──────── Document text ────────

Right, the reason the Pyramids have lasted so long is that the shape is fundamentally stable. The same is true on planetary bodies, where natural processes happen to bring that shape about.
Thank you Aqua. Upcoming data gathering and analysis is required to answer your good questions. it will take time. pls stay tuned
What does a spectrograph say of these bright spots? Why is there even a mystery?
From what I’ve read, the spectrograph has a very low degree of resolution – in other words, at the altitude from which the images have been taken so far, it cannot resolve the bright spots from the surrounding areas. We should get more detailed and localized info from the orbit to which it is currently moving, and from the orbit it will enter after that.
if 4 miles is 6 kilometres then 2 miles is 3 km
The Texas-sized world is slightly larger, it should have been smaller
The pyramid is likely ejecta from the crater next to it. Turned upside down and realigned, the pyramid looks like it would fit perfectly in the crater.

──────── Items ────────

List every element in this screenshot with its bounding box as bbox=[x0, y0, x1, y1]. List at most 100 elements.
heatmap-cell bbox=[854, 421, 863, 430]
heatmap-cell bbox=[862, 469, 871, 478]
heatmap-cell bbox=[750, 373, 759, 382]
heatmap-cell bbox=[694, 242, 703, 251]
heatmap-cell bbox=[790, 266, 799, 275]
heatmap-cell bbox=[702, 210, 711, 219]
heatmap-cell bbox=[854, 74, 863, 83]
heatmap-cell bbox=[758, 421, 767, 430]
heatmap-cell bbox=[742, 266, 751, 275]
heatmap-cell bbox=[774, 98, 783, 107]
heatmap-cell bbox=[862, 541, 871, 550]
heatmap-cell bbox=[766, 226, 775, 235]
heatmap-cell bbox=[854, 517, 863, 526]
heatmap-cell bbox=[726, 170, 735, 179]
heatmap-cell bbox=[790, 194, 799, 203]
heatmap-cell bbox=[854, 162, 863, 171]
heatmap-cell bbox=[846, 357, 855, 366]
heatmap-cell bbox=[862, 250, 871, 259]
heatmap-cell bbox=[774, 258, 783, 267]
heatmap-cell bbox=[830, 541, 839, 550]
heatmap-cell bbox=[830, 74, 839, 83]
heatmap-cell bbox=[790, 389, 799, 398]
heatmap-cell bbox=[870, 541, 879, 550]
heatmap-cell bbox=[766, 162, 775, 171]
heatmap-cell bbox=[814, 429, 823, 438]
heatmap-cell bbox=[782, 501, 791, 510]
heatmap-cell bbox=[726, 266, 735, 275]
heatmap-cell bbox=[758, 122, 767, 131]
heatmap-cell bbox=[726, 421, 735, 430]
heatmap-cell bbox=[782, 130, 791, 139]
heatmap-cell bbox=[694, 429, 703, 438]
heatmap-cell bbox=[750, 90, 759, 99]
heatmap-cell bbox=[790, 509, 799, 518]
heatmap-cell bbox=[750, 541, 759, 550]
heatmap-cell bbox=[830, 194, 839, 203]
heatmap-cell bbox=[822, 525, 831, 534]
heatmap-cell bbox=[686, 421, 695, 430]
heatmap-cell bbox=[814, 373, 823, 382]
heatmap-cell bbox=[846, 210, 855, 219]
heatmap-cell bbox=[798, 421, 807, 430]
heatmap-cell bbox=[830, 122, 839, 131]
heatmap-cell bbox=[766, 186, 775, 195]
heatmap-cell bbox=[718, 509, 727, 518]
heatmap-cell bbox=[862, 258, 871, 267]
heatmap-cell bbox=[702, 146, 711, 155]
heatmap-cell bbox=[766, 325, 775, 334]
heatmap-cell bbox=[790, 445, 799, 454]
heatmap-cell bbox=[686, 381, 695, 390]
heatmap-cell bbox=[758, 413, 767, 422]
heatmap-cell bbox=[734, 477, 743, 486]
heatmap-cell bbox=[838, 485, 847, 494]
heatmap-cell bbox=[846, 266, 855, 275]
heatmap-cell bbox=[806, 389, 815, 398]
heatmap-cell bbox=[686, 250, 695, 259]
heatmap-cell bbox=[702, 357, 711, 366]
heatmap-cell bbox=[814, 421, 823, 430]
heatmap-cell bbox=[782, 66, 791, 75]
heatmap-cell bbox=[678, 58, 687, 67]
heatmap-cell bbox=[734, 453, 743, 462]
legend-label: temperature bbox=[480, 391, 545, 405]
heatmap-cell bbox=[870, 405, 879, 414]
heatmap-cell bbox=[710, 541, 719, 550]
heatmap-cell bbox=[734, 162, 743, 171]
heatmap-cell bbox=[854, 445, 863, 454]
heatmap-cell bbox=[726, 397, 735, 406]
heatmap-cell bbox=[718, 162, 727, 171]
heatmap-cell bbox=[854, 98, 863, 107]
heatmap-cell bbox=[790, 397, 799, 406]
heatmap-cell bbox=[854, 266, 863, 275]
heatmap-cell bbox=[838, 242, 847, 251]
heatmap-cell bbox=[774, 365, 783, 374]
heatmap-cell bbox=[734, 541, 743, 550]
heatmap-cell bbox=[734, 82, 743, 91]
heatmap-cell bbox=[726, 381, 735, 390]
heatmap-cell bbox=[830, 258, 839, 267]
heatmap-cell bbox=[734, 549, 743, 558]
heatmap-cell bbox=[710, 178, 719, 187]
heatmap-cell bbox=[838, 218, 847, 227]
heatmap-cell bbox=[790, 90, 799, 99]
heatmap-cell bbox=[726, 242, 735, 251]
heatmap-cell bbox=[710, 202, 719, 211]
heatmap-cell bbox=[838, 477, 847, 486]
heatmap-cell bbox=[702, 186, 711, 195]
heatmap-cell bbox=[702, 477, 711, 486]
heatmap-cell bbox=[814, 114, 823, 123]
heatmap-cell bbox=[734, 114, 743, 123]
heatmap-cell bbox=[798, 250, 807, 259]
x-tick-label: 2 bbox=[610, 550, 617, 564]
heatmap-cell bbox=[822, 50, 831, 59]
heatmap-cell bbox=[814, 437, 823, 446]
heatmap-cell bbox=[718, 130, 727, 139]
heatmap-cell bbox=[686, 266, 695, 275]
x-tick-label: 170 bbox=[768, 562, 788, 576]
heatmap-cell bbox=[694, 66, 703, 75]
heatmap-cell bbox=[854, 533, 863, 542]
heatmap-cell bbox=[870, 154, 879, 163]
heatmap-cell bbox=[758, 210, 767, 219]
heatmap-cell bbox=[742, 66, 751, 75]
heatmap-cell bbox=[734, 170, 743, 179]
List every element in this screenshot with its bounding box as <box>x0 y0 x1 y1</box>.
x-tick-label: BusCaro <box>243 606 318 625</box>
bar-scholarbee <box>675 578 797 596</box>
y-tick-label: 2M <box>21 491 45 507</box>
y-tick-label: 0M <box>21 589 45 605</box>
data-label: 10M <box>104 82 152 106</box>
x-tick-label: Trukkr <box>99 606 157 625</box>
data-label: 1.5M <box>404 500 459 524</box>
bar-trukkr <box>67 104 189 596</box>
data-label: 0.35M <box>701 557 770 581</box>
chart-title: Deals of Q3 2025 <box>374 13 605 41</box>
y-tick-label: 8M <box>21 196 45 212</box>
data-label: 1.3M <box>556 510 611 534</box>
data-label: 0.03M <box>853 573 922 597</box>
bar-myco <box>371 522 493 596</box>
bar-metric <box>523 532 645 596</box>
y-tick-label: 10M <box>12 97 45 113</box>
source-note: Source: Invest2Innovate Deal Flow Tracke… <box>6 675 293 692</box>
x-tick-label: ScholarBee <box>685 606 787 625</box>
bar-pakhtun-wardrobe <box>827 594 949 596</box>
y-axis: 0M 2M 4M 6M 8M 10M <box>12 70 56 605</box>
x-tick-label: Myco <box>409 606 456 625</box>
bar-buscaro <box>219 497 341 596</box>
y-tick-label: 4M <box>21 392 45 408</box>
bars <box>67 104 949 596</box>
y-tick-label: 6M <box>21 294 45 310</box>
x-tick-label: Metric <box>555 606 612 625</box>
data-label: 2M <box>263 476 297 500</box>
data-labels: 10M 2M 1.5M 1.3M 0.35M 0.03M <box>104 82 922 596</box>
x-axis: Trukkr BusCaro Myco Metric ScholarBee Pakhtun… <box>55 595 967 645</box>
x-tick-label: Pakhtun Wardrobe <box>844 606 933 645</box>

────────

§ Tasks for this exercise
[A] Translate this sentence from the forum thread on bright spots and the pyramid into Spanish: "The pyramid is likely ejecta from the crater next to it."
[B] In the forum thread on bright spots and the pyramid, why can't the spectrograph distinguish the bright spots from their surroundings?
[C] Continue the forum thread on bright spots and the pyramid from its last post.

§ Written responses
[A] Probablemente la pirámide es material eyectado del cráter que está junto a ella.

[B] Its resolution is very low at the altitude from which the images have been taken so far.

[C]
If I didn’t know any better…….and I probably don’t, it almost looks like
if you flipped that mountain over and rotated it……it would fit in that
crater?
I have really been enjoying these great educational articles! We’ve been using them to try and teach my grandkids more about the world/solar system they live in, since their schools do such a poor job.
Thank you, and please keep them coming.
Also, thank you for mentioning exaggerated vertical relief in the captions. A barrier to understanding if it gets stripped out. Same with “artist’s impression”, “not to scale” and “false color” tags.
Maybe Lights coming from underground from some type of alien life .